What is needed ▸
Convert every line of the rows below into a JSON list of strings, with one string per line and blank lines omitted.

◆ ◆ ◆ ◆ ◆

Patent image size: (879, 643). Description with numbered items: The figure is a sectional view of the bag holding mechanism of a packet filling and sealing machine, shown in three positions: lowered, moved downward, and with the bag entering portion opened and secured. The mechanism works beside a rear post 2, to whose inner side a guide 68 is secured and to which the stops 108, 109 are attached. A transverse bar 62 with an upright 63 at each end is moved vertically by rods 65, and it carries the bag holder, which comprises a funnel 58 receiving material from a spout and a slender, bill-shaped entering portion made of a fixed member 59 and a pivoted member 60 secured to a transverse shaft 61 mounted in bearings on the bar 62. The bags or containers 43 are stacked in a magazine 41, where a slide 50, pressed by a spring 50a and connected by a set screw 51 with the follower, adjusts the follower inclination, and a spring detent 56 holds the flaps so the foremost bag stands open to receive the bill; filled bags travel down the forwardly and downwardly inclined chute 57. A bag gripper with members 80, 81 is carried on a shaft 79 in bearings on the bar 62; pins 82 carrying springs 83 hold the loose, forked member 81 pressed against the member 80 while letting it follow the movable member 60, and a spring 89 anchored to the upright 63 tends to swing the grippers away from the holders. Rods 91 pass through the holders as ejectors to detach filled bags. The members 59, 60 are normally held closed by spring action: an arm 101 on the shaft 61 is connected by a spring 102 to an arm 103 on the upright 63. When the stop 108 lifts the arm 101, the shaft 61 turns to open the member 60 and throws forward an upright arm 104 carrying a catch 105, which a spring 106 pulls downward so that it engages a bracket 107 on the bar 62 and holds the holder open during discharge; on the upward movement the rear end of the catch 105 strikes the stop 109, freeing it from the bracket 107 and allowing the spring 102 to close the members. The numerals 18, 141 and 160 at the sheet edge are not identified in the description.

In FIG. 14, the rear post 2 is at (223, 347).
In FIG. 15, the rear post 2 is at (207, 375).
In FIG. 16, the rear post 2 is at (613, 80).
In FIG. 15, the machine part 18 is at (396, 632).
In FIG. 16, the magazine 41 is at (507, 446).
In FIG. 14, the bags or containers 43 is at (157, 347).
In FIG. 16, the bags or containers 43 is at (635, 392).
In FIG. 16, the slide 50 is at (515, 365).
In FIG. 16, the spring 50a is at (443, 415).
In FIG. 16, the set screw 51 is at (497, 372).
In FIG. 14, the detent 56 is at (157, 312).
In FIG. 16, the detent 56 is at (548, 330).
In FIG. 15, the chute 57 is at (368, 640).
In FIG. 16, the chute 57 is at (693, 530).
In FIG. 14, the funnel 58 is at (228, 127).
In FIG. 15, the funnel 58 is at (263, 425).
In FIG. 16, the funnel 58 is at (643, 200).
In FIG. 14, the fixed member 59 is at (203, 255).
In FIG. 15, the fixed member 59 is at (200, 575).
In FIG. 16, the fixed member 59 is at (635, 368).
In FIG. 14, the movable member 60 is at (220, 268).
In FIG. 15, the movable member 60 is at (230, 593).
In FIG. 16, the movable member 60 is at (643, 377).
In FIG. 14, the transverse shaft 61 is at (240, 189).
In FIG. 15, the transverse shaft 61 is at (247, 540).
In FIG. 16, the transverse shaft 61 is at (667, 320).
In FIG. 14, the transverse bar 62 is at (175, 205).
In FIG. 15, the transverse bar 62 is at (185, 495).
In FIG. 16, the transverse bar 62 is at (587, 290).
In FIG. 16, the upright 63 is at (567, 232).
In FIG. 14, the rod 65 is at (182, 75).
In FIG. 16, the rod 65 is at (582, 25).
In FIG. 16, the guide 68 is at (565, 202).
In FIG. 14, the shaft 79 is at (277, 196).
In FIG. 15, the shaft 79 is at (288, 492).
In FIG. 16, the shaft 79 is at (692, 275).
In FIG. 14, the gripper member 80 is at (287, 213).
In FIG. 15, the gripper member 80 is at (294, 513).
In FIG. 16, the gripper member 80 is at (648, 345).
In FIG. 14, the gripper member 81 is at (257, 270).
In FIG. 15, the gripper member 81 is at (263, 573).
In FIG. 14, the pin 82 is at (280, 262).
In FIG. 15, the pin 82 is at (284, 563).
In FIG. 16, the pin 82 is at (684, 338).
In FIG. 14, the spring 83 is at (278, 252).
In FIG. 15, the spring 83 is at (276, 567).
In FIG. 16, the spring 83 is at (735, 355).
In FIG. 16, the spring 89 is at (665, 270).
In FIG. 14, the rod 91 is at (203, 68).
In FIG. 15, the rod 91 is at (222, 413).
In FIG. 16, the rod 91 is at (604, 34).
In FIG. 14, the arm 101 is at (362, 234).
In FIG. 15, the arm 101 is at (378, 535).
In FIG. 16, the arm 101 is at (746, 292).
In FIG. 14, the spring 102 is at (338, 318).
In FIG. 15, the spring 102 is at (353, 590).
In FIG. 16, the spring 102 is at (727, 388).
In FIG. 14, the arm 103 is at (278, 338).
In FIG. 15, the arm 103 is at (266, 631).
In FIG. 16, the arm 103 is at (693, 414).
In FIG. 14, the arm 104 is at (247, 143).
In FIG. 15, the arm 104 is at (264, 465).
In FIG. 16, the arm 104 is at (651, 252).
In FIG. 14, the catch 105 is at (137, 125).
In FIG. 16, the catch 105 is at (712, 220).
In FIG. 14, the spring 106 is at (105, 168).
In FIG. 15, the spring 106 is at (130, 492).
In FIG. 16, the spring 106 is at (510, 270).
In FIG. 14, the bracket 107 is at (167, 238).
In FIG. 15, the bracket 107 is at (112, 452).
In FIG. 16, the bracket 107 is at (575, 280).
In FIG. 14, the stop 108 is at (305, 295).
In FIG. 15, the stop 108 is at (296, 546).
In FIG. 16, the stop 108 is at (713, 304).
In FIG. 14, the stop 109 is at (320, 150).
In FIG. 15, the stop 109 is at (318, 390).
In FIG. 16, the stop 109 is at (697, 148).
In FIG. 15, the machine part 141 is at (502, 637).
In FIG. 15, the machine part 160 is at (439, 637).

◆ ◆ ◆ ◆ ◆

Result ▸
[
  "Patent image size: (879, 643). Description with numbered items: The figure is a sectional view of the bag holding mechanism of a packet filling and sealing machine, shown in three positions: lowered, moved downward, and with the bag entering portion opened and secured. The mechanism works beside a rear post 2, to whose inner side a guide 68 is secured and to which the stops 108, 109 are attached. A transverse bar 62 with an upright 63 at each end is moved vertically by rods 65, and it carries the bag holder, which comprises a funnel 58 receiving material from a spout and a slender, bill-shaped entering portion made of a fixed member 59 and a pivoted member 60 secured to a transverse shaft 61 mounted in bearings on the bar 62. The bags or containers 43 are stacked in a magazine 41, where a slide 50, pressed by a spring 50a and connected by a set screw 51 with the follower, adjusts the follower inclination, and a spring detent 56 holds the flaps so the foremost bag stands open to receive the bill; filled bags travel down the forwardly and downwardly inclined chute 57. A bag gripper with members 80, 81 is carried on a shaft 79 in bearings on the bar 62; pins 82 carrying springs 83 hold the loose, forked member 81 pressed against the member 80 while letting it follow the movable member 60, and a spring 89 anchored to the upright 63 tends to swing the grippers away from the holders. Rods 91 pass through the holders as ejectors to detach filled bags. The members 59, 60 are normally held closed by spring action: an arm 101 on the shaft 61 is connected by a spring 102 to an arm 103 on the upright 63. When the stop 108 lifts the arm 101, the shaft 61 turns to open the member 60 and throws forward an upright arm 104 carrying a catch 105, which a spring 106 pulls downward so that it engages a bracket 107 on the bar 62 and holds the holder open during discharge; on the upward movement the rear end of the catch 105 strikes the stop 109, freeing it from the bracket 107 and allowing the spring 102 to close the members. The numerals 18, 141 and 160 at the sheet edge are not identified in the description.",
  "In FIG. 14, the rear post 2 is at (223, 347).",
  "In FIG. 15, the rear post 2 is at (207, 375).",
  "In FIG. 16, the rear post 2 is at (613, 80).",
  "In FIG. 15, the machine part 18 is at (396, 632).",
  "In FIG. 16, the magazine 41 is at (507, 446).",
  "In FIG. 14, the bags or containers 43 is at (157, 347).",
  "In FIG. 16, the bags or containers 43 is at (635, 392).",
  "In FIG. 16, the slide 50 is at (515, 365).",
  "In FIG. 16, the spring 50a is at (443, 415).",
  "In FIG. 16, the set screw 51 is at (497, 372).",
  "In FIG. 14, the detent 56 is at (157, 312).",
  "In FIG. 16, the detent 56 is at (548, 330).",
  "In FIG. 15, the chute 57 is at (368, 640).",
  "In FIG. 16, the chute 57 is at (693, 530).",
  "In FIG. 14, the funnel 58 is at (228, 127).",
  "In FIG. 15, the funnel 58 is at (263, 425).",
  "In FIG. 16, the funnel 58 is at (643, 200).",
  "In FIG. 14, the fixed member 59 is at (203, 255).",
  "In FIG. 15, the fixed member 59 is at (200, 575).",
  "In FIG. 16, the fixed member 59 is at (635, 368).",
  "In FIG. 14, the movable member 60 is at (220, 268).",
  "In FIG. 15, the movable member 60 is at (230, 593).",
  "In FIG. 16, the movable member 60 is at (643, 377).",
  "In FIG. 14, the transverse shaft 61 is at (240, 189).",
  "In FIG. 15, the transverse shaft 61 is at (247, 540).",
  "In FIG. 16, the transverse shaft 61 is at (667, 320).",
  "In FIG. 14, the transverse bar 62 is at (175, 205).",
  "In FIG. 15, the transverse bar 62 is at (185, 495).",
  "In FIG. 16, the transverse bar 62 is at (587, 290).",
  "In FIG. 16, the upright 63 is at (567, 232).",
  "In FIG. 14, the rod 65 is at (182, 75).",
  "In FIG. 16, the rod 65 is at (582, 25).",
  "In FIG. 16, the guide 68 is at (565, 202).",
  "In FIG. 14, the shaft 79 is at (277, 196).",
  "In FIG. 15, the shaft 79 is at (288, 492).",
  "In FIG. 16, the shaft 79 is at (692, 275).",
  "In FIG. 14, the gripper member 80 is at (287, 213).",
  "In FIG. 15, the gripper member 80 is at (294, 513).",
  "In FIG. 16, the gripper member 80 is at (648, 345).",
  "In FIG. 14, the gripper member 81 is at (257, 270).",
  "In FIG. 15, the gripper member 81 is at (263, 573).",
  "In FIG. 14, the pin 82 is at (280, 262).",
  "In FIG. 15, the pin 82 is at (284, 563).",
  "In FIG. 16, the pin 82 is at (684, 338).",
  "In FIG. 14, the spring 83 is at (278, 252).",
  "In FIG. 15, the spring 83 is at (276, 567).",
  "In FIG. 16, the spring 83 is at (735, 355).",
  "In FIG. 16, the spring 89 is at (665, 270).",
  "In FIG. 14, the rod 91 is at (203, 68).",
  "In FIG. 15, the rod 91 is at (222, 413).",
  "In FIG. 16, the rod 91 is at (604, 34).",
  "In FIG. 14, the arm 101 is at (362, 234).",
  "In FIG. 15, the arm 101 is at (378, 535).",
  "In FIG. 16, the arm 101 is at (746, 292).",
  "In FIG. 14, the spring 102 is at (338, 318).",
  "In FIG. 15, the spring 102 is at (353, 590).",
  "In FIG. 16, the spring 102 is at (727, 388).",
  "In FIG. 14, the arm 103 is at (278, 338).",
  "In FIG. 15, the arm 103 is at (266, 631).",
  "In FIG. 16, the arm 103 is at (693, 414).",
  "In FIG. 14, the arm 104 is at (247, 143).",
  "In FIG. 15, the arm 104 is at (264, 465).",
  "In FIG. 16, the arm 104 is at (651, 252).",
  "In FIG. 14, the catch 105 is at (137, 125).",
  "In FIG. 16, the catch 105 is at (712, 220).",
  "In FIG. 14, the spring 106 is at (105, 168).",
  "In FIG. 15, the spring 106 is at (130, 492).",
  "In FIG. 16, the spring 106 is at (510, 270).",
  "In FIG. 14, the bracket 107 is at (167, 238).",
  "In FIG. 15, the bracket 107 is at (112, 452).",
  "In FIG. 16, the bracket 107 is at (575, 280).",
  "In FIG. 14, the stop 108 is at (305, 295).",
  "In FIG. 15, the stop 108 is at (296, 546).",
  "In FIG. 16, the stop 108 is at (713, 304).",
  "In FIG. 14, the stop 109 is at (320, 150).",
  "In FIG. 15, the stop 109 is at (318, 390).",
  "In FIG. 16, the stop 109 is at (697, 148).",
  "In FIG. 15, the machine part 141 is at (502, 637).",
  "In FIG. 15, the machine part 160 is at (439, 637)."
]